| SHORT EXERCISE |
All lines in the data bearing the string "отчество" should be identified and copied.

| GIVEN INFORMATION |
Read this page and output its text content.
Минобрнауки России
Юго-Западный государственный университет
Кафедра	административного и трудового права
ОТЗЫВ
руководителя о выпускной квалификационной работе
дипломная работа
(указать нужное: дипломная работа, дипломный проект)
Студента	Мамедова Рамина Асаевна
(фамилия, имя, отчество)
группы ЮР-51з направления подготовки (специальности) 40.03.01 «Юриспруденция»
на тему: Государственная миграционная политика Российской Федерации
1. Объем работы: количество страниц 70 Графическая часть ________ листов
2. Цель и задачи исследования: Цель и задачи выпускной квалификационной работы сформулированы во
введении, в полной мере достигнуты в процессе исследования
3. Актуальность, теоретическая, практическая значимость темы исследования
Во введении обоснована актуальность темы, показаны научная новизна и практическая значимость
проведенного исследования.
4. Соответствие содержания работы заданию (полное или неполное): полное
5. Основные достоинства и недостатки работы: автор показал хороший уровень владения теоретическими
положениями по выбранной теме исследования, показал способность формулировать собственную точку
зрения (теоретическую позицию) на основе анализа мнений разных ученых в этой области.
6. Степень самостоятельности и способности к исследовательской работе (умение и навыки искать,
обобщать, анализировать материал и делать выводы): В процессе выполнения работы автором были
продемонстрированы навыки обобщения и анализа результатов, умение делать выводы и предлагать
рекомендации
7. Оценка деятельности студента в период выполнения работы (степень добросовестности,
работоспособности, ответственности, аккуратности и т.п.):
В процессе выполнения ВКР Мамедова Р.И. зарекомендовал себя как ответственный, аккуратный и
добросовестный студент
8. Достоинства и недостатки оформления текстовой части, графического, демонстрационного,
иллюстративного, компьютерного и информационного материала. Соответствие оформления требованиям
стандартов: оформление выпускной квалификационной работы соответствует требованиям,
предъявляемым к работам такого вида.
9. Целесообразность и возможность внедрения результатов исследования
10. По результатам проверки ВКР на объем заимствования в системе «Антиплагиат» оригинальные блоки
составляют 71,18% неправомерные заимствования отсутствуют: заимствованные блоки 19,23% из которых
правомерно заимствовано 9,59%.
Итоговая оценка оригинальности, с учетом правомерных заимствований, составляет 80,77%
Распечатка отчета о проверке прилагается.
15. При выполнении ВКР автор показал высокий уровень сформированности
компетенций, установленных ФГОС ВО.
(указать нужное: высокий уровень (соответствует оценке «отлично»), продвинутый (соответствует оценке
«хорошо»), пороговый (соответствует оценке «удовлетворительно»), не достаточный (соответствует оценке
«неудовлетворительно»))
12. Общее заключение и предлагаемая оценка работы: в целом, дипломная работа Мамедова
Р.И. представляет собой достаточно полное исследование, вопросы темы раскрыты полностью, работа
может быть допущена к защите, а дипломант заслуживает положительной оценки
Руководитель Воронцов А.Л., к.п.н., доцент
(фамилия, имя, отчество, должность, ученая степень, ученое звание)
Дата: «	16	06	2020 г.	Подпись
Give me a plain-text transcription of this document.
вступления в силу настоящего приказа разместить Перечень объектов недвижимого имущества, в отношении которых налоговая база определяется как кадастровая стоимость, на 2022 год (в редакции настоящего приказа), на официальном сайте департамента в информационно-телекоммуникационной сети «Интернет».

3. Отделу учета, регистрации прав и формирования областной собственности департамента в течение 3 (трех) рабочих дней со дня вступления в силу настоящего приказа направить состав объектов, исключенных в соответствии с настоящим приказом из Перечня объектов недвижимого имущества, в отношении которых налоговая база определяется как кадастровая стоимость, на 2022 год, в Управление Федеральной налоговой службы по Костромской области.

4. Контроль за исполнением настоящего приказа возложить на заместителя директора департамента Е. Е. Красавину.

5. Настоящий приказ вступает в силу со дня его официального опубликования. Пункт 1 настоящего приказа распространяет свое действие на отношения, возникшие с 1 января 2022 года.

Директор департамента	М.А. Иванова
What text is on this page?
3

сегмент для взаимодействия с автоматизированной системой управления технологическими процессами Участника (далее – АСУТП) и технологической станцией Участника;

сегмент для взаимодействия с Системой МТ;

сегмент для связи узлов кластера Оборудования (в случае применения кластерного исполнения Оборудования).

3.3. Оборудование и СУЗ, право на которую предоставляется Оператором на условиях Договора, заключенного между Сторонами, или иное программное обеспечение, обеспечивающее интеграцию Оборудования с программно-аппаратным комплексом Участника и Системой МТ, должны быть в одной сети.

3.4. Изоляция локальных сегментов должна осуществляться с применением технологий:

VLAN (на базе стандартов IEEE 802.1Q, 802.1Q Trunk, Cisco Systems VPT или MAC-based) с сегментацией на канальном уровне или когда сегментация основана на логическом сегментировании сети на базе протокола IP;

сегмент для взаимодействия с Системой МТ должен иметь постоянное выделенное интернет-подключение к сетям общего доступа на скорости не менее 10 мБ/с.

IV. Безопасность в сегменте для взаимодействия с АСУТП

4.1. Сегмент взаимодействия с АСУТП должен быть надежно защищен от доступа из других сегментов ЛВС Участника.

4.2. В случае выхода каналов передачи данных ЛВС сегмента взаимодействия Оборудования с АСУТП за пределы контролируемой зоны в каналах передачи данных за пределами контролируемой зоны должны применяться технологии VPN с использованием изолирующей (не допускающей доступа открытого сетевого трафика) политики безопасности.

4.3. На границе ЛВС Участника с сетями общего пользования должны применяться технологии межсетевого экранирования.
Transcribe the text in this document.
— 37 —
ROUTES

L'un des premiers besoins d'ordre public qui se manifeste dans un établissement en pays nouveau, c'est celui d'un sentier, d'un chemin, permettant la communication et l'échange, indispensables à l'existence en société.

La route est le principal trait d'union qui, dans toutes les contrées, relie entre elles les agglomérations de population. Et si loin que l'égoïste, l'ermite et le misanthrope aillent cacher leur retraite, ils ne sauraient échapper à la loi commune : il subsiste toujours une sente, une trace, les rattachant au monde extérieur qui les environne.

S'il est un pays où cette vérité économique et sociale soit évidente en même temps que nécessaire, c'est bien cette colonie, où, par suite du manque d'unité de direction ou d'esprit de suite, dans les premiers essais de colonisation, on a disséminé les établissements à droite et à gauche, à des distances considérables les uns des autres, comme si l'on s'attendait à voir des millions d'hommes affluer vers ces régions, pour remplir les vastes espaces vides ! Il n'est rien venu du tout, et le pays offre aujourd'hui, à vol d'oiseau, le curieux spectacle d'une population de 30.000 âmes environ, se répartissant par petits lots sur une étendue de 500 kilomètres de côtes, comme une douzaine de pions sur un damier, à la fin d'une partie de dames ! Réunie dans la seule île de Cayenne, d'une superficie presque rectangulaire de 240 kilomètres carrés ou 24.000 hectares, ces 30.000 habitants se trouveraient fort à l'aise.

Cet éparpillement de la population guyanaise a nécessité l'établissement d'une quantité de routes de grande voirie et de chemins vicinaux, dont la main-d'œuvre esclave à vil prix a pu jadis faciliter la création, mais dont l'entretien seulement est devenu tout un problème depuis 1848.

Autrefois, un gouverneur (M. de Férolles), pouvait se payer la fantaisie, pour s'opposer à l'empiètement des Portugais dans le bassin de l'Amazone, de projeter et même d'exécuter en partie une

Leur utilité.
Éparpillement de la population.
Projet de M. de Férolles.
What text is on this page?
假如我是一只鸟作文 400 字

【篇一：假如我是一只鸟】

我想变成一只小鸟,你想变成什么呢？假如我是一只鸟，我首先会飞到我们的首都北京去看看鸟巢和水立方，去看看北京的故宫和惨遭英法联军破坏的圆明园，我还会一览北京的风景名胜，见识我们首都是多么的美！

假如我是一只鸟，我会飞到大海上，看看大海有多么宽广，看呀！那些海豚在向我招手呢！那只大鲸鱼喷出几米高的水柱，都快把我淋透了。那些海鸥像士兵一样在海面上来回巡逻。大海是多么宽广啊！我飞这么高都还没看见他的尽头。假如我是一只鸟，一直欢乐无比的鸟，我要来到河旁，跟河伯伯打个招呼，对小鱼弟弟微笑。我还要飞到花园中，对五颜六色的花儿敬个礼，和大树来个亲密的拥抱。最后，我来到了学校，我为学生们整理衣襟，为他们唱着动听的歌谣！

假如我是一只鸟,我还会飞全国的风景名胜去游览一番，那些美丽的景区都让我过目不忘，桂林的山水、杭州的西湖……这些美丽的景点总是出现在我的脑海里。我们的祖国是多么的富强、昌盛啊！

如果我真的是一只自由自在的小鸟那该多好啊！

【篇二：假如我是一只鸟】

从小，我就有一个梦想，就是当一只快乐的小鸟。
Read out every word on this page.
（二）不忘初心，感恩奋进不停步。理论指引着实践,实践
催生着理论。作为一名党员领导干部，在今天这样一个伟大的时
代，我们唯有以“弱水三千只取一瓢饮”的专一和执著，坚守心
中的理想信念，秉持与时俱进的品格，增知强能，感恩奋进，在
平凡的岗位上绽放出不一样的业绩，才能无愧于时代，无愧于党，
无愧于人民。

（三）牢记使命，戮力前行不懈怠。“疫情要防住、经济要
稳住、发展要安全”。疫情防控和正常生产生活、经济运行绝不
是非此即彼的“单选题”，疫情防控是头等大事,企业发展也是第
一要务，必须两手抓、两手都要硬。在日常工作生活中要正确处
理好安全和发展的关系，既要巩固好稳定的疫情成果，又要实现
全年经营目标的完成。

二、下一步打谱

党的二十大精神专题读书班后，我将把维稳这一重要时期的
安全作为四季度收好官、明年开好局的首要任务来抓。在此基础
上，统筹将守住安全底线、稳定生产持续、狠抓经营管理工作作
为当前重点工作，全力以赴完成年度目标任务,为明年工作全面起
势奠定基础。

| COMPLETE ANSWER |
(фамилия, имя, отчество)
(фамилия, имя, отчество, должность, ученая степень, ученое звание)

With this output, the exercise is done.